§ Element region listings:

•••••

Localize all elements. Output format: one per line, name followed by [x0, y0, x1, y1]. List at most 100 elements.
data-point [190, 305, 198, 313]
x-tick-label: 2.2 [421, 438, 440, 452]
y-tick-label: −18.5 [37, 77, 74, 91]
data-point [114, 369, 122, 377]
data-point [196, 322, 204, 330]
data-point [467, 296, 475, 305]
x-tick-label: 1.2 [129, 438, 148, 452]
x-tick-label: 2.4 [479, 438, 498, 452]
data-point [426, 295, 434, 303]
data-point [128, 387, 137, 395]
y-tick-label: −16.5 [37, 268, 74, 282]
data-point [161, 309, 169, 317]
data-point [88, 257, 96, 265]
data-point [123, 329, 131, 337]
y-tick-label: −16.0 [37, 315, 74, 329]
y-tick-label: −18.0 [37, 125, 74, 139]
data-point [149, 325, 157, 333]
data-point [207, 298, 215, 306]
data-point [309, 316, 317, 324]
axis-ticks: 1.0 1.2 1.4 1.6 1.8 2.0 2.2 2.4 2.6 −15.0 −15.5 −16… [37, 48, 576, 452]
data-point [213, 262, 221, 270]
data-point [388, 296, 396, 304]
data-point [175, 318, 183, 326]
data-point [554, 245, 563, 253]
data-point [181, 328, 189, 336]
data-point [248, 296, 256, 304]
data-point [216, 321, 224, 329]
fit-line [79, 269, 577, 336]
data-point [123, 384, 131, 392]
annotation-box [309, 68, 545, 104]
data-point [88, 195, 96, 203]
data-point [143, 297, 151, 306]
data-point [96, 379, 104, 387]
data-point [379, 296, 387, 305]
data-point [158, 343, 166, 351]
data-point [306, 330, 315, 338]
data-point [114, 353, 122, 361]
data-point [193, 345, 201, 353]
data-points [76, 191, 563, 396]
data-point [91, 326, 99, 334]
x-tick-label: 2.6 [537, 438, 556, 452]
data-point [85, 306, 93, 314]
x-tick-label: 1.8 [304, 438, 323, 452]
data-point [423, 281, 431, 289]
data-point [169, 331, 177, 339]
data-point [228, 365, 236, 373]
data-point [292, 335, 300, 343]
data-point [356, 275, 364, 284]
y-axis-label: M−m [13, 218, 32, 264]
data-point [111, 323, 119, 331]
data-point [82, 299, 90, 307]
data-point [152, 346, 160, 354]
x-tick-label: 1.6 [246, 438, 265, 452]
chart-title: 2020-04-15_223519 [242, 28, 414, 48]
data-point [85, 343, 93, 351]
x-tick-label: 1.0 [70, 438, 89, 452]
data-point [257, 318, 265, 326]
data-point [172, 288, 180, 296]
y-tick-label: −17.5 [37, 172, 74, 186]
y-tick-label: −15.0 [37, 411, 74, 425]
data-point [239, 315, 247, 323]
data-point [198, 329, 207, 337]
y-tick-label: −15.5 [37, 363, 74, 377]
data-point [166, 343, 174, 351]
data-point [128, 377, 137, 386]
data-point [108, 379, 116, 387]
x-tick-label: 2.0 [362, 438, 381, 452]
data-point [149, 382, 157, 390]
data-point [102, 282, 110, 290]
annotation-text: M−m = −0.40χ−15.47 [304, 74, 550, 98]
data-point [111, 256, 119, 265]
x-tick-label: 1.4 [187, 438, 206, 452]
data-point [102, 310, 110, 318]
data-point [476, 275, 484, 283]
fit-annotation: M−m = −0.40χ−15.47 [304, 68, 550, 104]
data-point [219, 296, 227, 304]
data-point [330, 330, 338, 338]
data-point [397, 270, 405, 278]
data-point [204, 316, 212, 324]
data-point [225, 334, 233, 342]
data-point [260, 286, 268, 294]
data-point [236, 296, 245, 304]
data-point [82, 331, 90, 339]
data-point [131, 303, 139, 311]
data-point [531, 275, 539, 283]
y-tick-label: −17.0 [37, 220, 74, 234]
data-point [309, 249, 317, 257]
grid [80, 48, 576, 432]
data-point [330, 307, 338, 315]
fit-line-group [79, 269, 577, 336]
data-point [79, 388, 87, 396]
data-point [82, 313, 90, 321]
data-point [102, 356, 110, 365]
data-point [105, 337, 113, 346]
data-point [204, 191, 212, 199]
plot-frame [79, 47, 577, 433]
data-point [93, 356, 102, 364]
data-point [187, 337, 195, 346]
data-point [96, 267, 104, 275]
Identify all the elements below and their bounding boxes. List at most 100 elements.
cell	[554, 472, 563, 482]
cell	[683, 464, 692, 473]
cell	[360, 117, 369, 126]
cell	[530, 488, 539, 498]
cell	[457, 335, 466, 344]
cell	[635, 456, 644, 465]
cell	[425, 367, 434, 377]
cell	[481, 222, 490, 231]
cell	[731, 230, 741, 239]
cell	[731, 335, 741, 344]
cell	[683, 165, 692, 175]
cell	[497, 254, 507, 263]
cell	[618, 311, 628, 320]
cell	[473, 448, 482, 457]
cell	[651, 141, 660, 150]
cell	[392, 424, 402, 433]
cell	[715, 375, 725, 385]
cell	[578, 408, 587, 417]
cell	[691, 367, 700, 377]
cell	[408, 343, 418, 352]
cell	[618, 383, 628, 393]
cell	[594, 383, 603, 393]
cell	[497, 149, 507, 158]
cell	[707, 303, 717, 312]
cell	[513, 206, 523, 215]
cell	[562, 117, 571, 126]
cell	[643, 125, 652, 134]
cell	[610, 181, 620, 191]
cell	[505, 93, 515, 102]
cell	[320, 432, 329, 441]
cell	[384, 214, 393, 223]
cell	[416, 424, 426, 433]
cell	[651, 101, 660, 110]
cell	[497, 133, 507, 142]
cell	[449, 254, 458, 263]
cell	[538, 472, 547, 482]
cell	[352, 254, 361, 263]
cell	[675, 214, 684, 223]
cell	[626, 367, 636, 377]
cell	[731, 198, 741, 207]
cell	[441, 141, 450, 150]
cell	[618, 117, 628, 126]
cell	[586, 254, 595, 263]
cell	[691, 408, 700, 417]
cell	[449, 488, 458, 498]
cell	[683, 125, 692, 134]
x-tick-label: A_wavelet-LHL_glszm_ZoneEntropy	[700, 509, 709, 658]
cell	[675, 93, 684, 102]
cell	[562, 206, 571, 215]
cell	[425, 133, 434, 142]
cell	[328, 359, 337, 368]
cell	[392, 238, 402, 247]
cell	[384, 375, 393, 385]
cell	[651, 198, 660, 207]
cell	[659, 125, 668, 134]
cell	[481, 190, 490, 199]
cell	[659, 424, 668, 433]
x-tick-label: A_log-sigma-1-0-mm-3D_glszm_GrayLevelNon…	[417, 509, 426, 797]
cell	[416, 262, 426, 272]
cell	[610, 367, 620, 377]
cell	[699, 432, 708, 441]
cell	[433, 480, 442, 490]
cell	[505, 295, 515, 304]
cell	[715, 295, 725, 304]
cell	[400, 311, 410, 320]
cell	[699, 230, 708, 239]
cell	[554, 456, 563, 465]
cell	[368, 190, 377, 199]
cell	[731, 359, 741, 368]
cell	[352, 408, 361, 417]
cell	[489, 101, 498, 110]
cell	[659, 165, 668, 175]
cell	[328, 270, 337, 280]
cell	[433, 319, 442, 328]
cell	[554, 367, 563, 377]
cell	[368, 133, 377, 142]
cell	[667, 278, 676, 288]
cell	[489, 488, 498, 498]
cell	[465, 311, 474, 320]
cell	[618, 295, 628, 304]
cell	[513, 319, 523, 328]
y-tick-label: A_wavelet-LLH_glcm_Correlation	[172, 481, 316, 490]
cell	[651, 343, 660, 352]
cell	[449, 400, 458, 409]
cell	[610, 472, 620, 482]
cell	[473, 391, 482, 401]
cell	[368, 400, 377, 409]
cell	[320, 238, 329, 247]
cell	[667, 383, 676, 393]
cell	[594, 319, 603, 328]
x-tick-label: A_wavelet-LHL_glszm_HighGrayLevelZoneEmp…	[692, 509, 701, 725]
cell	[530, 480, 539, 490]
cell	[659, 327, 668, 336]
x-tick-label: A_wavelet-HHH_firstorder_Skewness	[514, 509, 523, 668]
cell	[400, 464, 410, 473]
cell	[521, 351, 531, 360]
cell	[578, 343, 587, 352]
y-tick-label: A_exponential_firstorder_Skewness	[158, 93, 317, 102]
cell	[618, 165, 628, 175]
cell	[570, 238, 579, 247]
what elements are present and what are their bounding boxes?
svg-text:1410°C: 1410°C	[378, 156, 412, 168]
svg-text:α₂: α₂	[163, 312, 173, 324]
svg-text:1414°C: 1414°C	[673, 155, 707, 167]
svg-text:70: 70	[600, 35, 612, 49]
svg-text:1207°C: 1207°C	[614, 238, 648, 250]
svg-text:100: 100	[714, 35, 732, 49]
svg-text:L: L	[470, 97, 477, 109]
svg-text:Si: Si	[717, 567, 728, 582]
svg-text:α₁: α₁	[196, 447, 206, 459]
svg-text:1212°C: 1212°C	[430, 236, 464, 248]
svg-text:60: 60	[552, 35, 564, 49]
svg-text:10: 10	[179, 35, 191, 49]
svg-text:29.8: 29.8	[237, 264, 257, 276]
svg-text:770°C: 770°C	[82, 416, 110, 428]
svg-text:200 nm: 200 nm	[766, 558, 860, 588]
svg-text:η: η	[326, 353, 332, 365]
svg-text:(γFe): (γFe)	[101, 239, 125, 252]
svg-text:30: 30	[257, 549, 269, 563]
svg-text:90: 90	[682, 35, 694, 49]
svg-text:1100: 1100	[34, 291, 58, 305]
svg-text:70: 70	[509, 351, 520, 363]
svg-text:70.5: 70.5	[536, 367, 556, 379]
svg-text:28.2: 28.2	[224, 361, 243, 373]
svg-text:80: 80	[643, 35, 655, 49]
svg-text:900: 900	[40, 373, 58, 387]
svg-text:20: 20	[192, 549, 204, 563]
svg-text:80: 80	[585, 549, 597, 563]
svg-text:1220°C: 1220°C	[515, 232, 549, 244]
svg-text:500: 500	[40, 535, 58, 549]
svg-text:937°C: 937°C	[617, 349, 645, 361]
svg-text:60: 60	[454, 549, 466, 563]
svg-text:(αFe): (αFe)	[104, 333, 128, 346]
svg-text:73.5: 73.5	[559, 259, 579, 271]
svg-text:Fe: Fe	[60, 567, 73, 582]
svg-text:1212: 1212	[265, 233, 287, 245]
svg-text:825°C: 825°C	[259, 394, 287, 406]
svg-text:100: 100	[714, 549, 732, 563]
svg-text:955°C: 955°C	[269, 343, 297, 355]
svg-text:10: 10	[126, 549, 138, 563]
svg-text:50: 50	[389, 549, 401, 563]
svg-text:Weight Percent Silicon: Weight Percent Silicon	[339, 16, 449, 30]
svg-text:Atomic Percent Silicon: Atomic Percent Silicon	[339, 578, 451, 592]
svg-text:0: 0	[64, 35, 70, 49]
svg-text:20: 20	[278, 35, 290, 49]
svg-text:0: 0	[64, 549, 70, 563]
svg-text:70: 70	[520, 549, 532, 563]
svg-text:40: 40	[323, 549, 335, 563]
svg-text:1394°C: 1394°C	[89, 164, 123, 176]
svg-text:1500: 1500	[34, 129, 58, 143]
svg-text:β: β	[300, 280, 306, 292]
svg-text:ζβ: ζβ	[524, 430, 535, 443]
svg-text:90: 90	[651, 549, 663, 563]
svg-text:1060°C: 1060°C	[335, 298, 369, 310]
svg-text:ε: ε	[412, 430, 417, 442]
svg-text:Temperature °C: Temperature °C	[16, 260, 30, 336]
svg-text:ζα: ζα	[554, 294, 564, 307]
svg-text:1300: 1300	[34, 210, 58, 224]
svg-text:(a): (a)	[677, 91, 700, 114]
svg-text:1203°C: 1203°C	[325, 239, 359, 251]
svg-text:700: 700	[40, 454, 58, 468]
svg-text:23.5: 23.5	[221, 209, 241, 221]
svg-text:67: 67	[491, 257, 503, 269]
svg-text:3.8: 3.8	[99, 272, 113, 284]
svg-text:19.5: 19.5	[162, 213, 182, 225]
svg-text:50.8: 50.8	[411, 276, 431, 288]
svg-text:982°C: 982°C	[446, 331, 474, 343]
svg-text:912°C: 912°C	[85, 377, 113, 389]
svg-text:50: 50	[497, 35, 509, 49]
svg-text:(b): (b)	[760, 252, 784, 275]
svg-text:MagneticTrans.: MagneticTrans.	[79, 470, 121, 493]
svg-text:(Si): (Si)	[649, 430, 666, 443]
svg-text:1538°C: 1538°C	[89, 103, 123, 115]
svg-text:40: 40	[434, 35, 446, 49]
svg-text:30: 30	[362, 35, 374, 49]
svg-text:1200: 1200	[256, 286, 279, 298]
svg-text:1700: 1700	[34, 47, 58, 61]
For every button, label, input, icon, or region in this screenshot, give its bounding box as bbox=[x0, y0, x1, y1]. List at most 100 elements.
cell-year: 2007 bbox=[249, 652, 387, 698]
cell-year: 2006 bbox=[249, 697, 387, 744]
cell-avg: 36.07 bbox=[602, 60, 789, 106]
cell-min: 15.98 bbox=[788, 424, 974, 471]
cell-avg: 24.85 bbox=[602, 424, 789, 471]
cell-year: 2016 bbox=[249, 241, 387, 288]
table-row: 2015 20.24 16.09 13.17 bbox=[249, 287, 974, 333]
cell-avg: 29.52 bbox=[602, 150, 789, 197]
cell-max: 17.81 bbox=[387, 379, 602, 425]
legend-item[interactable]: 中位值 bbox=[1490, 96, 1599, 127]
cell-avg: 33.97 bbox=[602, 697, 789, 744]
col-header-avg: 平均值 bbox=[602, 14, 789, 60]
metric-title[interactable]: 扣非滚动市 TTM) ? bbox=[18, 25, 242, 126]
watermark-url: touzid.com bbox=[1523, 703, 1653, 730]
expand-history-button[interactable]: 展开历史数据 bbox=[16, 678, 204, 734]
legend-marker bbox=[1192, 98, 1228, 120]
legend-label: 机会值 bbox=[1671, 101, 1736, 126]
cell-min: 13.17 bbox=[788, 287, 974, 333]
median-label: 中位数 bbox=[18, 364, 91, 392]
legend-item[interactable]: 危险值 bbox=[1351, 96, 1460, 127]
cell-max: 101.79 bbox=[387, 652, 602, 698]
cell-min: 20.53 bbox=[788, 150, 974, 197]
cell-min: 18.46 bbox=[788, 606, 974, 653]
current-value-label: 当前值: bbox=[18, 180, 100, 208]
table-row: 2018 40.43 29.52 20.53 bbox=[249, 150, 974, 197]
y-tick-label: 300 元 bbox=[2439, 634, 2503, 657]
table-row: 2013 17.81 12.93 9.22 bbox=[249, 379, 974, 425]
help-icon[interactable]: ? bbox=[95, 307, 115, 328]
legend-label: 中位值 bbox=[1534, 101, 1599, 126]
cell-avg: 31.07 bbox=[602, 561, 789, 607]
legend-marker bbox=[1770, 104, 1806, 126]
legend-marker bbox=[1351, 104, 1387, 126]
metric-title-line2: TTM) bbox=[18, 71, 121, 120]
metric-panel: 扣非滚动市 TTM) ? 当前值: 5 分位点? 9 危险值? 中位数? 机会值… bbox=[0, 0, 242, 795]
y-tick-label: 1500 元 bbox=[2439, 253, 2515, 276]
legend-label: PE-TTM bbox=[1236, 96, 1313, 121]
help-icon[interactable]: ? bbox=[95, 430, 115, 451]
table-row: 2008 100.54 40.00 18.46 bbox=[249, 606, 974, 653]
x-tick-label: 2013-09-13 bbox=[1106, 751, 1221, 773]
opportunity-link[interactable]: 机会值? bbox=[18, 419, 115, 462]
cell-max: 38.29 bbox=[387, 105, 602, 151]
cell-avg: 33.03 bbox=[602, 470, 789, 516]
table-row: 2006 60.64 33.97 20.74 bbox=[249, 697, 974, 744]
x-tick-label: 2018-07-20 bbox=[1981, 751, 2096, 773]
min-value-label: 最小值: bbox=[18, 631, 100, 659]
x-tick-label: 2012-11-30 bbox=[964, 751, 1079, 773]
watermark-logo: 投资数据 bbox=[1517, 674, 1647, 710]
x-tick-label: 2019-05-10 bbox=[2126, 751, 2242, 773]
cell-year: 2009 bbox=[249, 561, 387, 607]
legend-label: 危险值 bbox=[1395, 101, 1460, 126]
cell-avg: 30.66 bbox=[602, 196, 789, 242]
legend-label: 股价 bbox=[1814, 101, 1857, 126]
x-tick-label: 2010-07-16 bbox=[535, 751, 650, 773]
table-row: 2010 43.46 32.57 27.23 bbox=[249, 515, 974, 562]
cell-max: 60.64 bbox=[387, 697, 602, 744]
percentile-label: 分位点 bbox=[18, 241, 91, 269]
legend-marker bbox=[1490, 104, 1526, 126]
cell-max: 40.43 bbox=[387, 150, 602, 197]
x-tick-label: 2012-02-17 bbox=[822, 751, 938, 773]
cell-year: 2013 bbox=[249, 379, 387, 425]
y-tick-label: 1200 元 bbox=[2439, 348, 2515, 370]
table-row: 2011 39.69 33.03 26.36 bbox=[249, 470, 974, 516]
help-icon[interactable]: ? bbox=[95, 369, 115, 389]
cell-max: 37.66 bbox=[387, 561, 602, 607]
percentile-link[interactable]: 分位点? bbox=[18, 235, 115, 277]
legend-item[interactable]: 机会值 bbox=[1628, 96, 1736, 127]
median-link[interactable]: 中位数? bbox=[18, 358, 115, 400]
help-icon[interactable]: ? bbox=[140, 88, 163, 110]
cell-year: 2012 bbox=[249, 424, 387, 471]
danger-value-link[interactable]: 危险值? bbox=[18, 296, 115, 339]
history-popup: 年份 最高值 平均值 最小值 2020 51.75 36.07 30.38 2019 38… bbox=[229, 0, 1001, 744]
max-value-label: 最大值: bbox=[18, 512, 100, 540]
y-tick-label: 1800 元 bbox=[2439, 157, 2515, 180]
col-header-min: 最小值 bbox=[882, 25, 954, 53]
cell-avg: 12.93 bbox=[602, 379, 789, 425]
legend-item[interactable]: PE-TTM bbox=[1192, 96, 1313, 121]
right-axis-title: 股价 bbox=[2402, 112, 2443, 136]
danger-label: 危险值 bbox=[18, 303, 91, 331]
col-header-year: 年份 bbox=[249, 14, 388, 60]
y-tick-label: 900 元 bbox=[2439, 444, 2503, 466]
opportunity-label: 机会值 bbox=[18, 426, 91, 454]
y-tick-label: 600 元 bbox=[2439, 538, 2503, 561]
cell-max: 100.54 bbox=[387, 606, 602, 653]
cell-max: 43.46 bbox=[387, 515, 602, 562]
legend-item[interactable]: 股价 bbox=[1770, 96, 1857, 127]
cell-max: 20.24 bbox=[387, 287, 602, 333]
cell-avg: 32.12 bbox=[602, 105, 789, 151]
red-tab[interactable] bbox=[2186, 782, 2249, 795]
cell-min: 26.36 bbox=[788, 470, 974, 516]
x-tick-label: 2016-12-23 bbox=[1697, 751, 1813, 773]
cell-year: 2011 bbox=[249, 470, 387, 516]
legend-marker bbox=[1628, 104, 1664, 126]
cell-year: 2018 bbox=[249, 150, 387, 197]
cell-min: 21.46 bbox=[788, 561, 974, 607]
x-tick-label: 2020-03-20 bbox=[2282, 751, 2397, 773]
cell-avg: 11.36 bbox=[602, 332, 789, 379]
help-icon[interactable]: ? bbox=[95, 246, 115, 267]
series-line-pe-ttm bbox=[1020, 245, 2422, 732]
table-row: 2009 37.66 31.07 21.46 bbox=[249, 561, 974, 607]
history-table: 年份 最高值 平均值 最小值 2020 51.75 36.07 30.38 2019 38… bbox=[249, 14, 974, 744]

•••••

§ YOUR INSTRUCTIONS: Copy out the records from the first line down through the line containing "y-tick-label: −16.5 [37, 268, 74, 282]", with both of those lines included.

§ RESULT OF THE TASK:
Localize all elements. Output format: one per line, name followed by [x0, y0, x1, y1]. List at most 100 elements.
data-point [190, 305, 198, 313]
x-tick-label: 2.2 [421, 438, 440, 452]
y-tick-label: −18.5 [37, 77, 74, 91]
data-point [114, 369, 122, 377]
data-point [196, 322, 204, 330]
data-point [467, 296, 475, 305]
x-tick-label: 1.2 [129, 438, 148, 452]
x-tick-label: 2.4 [479, 438, 498, 452]
data-point [426, 295, 434, 303]
data-point [128, 387, 137, 395]
y-tick-label: −16.5 [37, 268, 74, 282]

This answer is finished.